▸ DATA FOR THE TASK
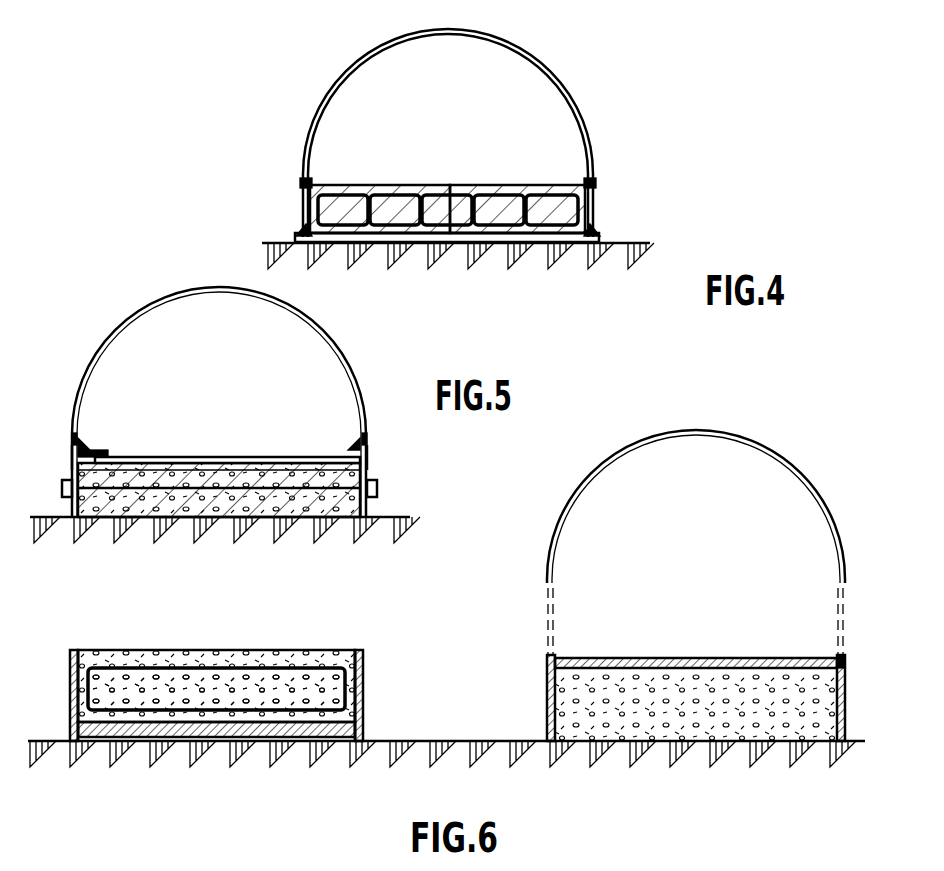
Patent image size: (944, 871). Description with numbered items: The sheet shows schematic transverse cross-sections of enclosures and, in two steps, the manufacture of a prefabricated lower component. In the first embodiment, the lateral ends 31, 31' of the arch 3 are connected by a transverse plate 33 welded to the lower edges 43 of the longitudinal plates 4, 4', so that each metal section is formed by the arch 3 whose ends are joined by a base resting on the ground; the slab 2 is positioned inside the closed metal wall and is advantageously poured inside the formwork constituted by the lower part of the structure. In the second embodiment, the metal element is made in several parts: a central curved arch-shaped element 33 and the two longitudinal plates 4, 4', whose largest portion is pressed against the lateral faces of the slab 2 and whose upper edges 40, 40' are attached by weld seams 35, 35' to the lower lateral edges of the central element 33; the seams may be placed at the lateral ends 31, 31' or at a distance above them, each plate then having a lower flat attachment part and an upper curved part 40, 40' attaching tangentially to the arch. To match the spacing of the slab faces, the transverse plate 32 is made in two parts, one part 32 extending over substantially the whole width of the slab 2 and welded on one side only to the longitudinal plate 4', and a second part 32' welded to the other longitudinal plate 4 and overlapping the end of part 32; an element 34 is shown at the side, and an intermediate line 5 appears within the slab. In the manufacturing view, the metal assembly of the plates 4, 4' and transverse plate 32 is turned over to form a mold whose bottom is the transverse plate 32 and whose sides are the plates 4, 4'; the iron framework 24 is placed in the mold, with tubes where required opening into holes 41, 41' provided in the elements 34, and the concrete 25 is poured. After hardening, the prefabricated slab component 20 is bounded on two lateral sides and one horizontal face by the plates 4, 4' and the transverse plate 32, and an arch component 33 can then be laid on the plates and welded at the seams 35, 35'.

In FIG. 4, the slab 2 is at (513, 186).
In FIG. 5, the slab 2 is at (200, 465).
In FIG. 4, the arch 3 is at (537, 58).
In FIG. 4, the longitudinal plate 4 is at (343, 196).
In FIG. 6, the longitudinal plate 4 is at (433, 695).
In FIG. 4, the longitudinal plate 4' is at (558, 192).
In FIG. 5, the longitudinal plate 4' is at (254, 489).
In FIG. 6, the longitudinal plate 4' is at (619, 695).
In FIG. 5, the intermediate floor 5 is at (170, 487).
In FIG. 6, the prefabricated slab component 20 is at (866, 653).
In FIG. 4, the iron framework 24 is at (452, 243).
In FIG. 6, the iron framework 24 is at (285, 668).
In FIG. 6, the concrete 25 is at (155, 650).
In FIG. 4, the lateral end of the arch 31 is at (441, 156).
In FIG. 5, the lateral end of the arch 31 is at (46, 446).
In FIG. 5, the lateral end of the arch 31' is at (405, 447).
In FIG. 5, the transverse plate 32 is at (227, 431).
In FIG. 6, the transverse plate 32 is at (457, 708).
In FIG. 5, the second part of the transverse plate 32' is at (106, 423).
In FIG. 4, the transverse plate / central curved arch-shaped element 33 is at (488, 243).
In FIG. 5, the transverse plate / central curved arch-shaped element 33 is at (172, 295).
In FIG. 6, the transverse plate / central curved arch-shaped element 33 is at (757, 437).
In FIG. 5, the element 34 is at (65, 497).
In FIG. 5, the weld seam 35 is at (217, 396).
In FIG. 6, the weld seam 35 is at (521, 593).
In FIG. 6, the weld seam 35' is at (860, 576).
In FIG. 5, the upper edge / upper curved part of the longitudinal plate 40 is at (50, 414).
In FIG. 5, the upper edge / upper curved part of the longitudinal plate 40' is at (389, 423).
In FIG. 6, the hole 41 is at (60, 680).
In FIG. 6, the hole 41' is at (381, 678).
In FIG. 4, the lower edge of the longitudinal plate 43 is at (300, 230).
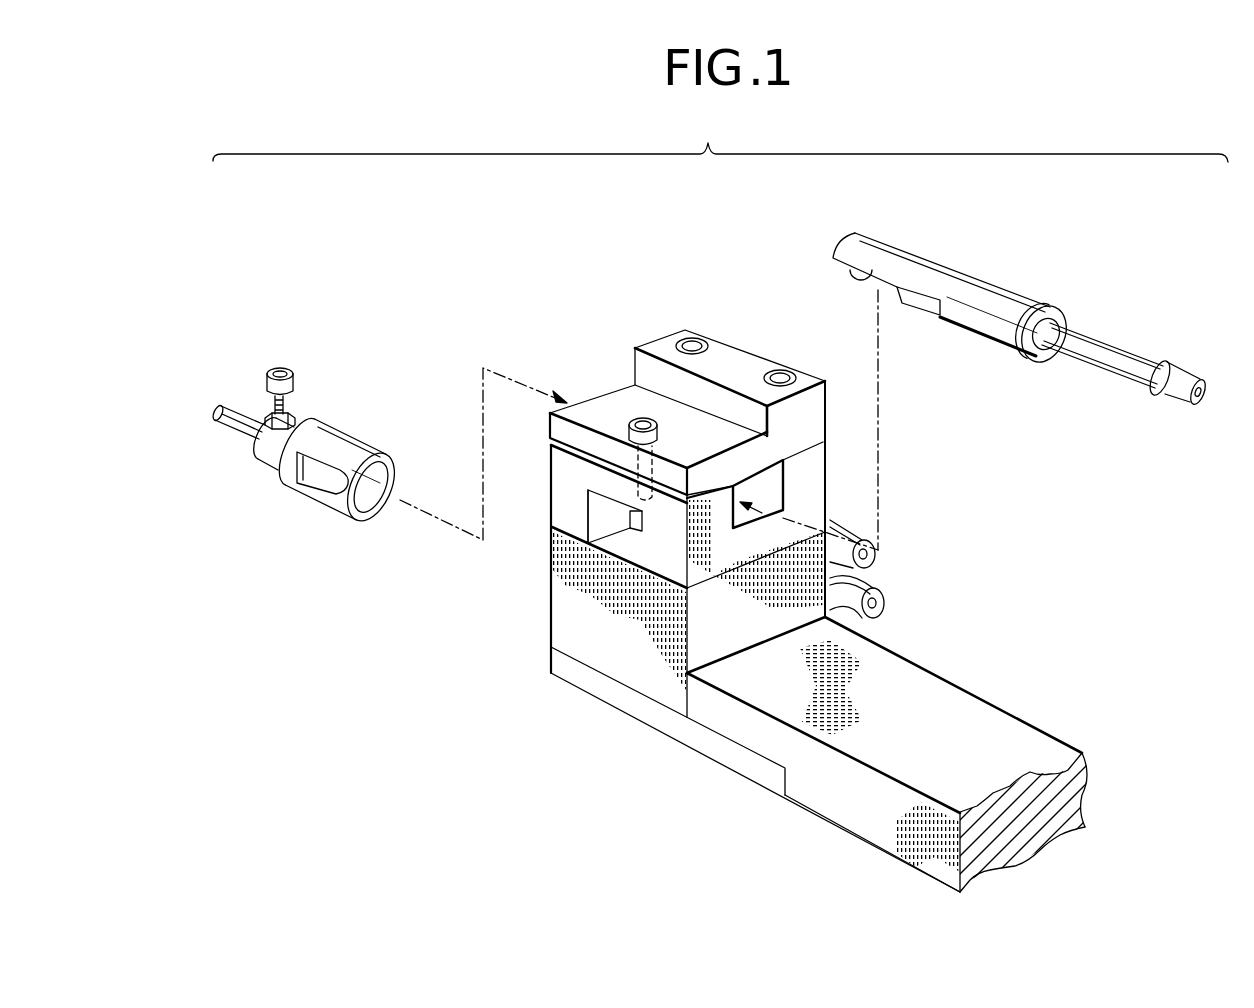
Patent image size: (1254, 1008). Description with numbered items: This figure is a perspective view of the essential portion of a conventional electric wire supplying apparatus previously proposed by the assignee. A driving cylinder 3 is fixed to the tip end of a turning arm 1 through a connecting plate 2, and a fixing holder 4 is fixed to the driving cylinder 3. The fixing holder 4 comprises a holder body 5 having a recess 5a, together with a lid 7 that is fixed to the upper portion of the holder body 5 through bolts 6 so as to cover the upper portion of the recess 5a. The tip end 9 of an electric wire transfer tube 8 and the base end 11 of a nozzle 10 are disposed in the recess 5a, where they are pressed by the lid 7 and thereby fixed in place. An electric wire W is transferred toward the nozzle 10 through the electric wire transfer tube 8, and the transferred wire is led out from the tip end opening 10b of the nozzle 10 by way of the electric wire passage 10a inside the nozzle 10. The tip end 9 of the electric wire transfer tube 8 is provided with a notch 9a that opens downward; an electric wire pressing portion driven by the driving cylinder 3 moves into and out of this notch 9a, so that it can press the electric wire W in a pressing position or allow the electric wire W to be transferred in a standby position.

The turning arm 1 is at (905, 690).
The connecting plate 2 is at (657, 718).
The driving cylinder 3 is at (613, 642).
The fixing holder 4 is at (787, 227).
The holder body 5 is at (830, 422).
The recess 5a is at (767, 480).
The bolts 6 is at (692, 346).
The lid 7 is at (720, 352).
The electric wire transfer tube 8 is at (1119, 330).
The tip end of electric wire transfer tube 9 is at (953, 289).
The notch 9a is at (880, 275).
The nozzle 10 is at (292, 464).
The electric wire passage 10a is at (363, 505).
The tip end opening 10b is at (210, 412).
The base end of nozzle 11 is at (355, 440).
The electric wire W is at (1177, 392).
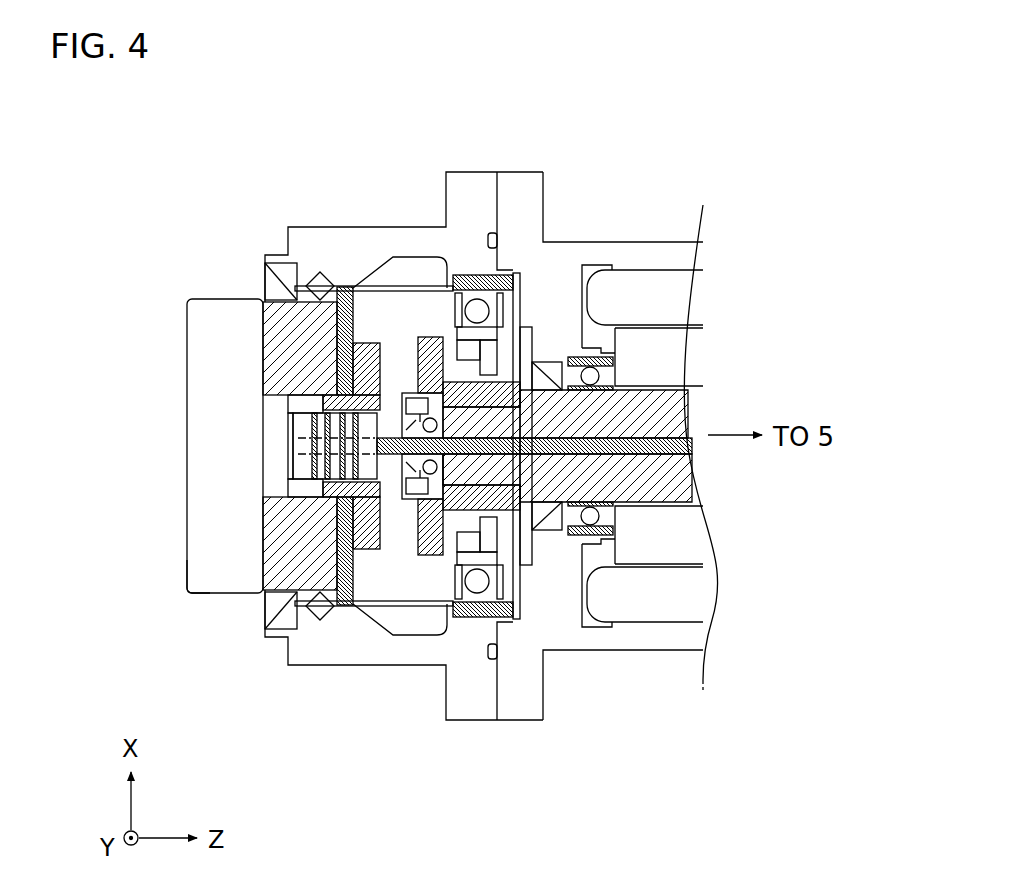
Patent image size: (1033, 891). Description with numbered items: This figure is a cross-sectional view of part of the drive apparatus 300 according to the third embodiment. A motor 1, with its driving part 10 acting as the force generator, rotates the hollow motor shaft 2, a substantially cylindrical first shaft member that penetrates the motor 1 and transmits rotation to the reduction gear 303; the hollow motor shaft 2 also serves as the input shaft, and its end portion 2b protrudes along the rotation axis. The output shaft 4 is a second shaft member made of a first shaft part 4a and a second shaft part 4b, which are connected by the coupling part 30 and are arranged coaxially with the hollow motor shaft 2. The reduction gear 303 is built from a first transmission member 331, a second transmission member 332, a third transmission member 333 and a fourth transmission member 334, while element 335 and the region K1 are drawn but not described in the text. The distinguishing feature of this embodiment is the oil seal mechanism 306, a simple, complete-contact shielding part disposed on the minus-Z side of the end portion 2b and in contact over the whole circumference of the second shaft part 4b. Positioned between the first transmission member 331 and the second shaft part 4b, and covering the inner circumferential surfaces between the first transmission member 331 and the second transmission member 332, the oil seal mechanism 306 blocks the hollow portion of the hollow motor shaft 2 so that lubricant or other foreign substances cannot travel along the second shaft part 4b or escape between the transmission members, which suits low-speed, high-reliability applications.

▸ WHAT YOU SHOULD DO
Update all the rows above by replacing "Patent image size" with "Drawing size" wherever it appears, keeping everything else the same. Leave out the pictures.

▸ RIGHT ANSWER
Drawing size: (944, 871). Description with numbered items: The sheet shows schematic transverse cross-sections of enclosures and, in two steps, the manufacture of a prefabricated lower component. In the first embodiment, the lateral ends 31, 31' of the arch 3 are connected by a transverse plate 33 welded to the lower edges 43 of the longitudinal plates 4, 4', so that each metal section is formed by the arch 3 whose ends are joined by a base resting on the ground; the slab 2 is positioned inside the closed metal wall and is advantageously poured inside the formwork constituted by the lower part of the structure. In the second embodiment, the metal element is made in several parts: a central curved arch-shaped element 33 and the two longitudinal plates 4, 4', whose largest portion is pressed against the lateral faces of the slab 2 and whose upper edges 40, 40' are attached by weld seams 35, 35' to the lower lateral edges of the central element 33; the seams may be placed at the lateral ends 31, 31' or at a distance above them, each plate then having a lower flat attachment part and an upper curved part 40, 40' attaching tangentially to the arch. To match the spacing of the slab faces, the transverse plate 32 is made in two parts, one part 32 extending over substantially the whole width of the slab 2 and welded on one side only to the longitudinal plate 4', and a second part 32' welded to the other longitudinal plate 4 and overlapping the end of part 32; an element 34 is shown at the side, and an intermediate line 5 appears within the slab. In the manufacturing view, the metal assembly of the plates 4, 4' and transverse plate 32 is turned over to form a mold whose bottom is the transverse plate 32 and whose sides are the plates 4, 4'; the iron framework 24 is placed in the mold, with tubes where required opening into holes 41, 41' provided in the elements 34, and the concrete 25 is poured. After hardening, the prefabricated slab component 20 is bounded on two lateral sides and one horizontal face by the plates 4, 4' and the transverse plate 32, and an arch component 33 can then be laid on the plates and welded at the seams 35, 35'.

In FIG. 4, the slab 2 is at (513, 186).
In FIG. 5, the slab 2 is at (200, 465).
In FIG. 4, the arch 3 is at (537, 58).
In FIG. 4, the longitudinal plate 4 is at (343, 196).
In FIG. 6, the longitudinal plate 4 is at (433, 695).
In FIG. 4, the longitudinal plate 4' is at (558, 192).
In FIG. 5, the longitudinal plate 4' is at (254, 489).
In FIG. 6, the longitudinal plate 4' is at (619, 695).
In FIG. 5, the intermediate floor 5 is at (170, 487).
In FIG. 6, the prefabricated slab component 20 is at (866, 653).
In FIG. 4, the iron framework 24 is at (452, 243).
In FIG. 6, the iron framework 24 is at (285, 668).
In FIG. 6, the concrete 25 is at (155, 650).
In FIG. 4, the lateral end of the arch 31 is at (441, 156).
In FIG. 5, the lateral end of the arch 31 is at (46, 446).
In FIG. 5, the lateral end of the arch 31' is at (405, 447).
In FIG. 5, the transverse plate 32 is at (227, 431).
In FIG. 6, the transverse plate 32 is at (457, 708).
In FIG. 5, the second part of the transverse plate 32' is at (106, 423).
In FIG. 4, the transverse plate / central curved arch-shaped element 33 is at (488, 243).
In FIG. 5, the transverse plate / central curved arch-shaped element 33 is at (172, 295).
In FIG. 6, the transverse plate / central curved arch-shaped element 33 is at (757, 437).
In FIG. 5, the element 34 is at (65, 497).
In FIG. 5, the weld seam 35 is at (217, 396).
In FIG. 6, the weld seam 35 is at (521, 593).
In FIG. 6, the weld seam 35' is at (860, 576).
In FIG. 5, the upper edge / upper curved part of the longitudinal plate 40 is at (50, 414).
In FIG. 5, the upper edge / upper curved part of the longitudinal plate 40' is at (389, 423).
In FIG. 6, the hole 41 is at (60, 680).
In FIG. 6, the hole 41' is at (381, 678).
In FIG. 4, the lower edge of the longitudinal plate 43 is at (300, 230).
Drawing size: (1254, 1008). Description with numbered items: This figure is a perspective view of the essential portion of a conventional electric wire supplying apparatus previously proposed by the assignee. A driving cylinder 3 is fixed to the tip end of a turning arm 1 through a connecting plate 2, and a fixing holder 4 is fixed to the driving cylinder 3. The fixing holder 4 comprises a holder body 5 having a recess 5a, together with a lid 7 that is fixed to the upper portion of the holder body 5 through bolts 6 so as to cover the upper portion of the recess 5a. The tip end 9 of an electric wire transfer tube 8 and the base end 11 of a nozzle 10 are disposed in the recess 5a, where they are pressed by the lid 7 and thereby fixed in place. An electric wire W is transferred toward the nozzle 10 through the electric wire transfer tube 8, and the transferred wire is led out from the tip end opening 10b of the nozzle 10 by way of the electric wire passage 10a inside the nozzle 10. The tip end 9 of the electric wire transfer tube 8 is provided with a notch 9a that opens downward; an electric wire pressing portion driven by the driving cylinder 3 moves into and out of this notch 9a, so that it can press the electric wire W in a pressing position or allow the electric wire W to be transferred in a standby position.

The turning arm 1 is at (905, 690).
The connecting plate 2 is at (657, 718).
The driving cylinder 3 is at (613, 642).
The fixing holder 4 is at (787, 227).
The holder body 5 is at (830, 422).
The recess 5a is at (767, 480).
The bolts 6 is at (692, 346).
The lid 7 is at (720, 352).
The electric wire transfer tube 8 is at (1119, 330).
The tip end of electric wire transfer tube 9 is at (953, 289).
The notch 9a is at (880, 275).
The nozzle 10 is at (292, 464).
The electric wire passage 10a is at (363, 505).
The tip end opening 10b is at (210, 412).
The base end of nozzle 11 is at (355, 440).
The electric wire W is at (1177, 392).
Drawing size: (1033, 891). Description with numbered items: This figure is a cross-sectional view of part of the drive apparatus 300 according to the third embodiment. A motor 1, with its driving part 10 acting as the force generator, rotates the hollow motor shaft 2, a substantially cylindrical first shaft member that penetrates the motor 1 and transmits rotation to the reduction gear 303; the hollow motor shaft 2 also serves as the input shaft, and its end portion 2b protrudes along the rotation axis. The output shaft 4 is a second shaft member made of a first shaft part 4a and a second shaft part 4b, which are connected by the coupling part 30 and are arranged coaxially with the hollow motor shaft 2. The reduction gear 303 is built from a first transmission member 331, a second transmission member 332, a third transmission member 333 and a fourth transmission member 334, while element 335 and the region K1 are drawn but not described in the text. The distinguishing feature of this embodiment is the oil seal mechanism 306, a simple, complete-contact shielding part disposed on the minus-Z side of the end portion 2b and in contact over the whole circumference of the second shaft part 4b. Positioned between the first transmission member 331 and the second shaft part 4b, and covering the inner circumferential surfaces between the first transmission member 331 and the second transmission member 332, the oil seal mechanism 306 blocks the hollow portion of the hollow motor shaft 2 so that lubricant or other foreign substances cannot travel along the second shaft part 4b or escape between the transmission members, which suits low-speed, high-reliability applications.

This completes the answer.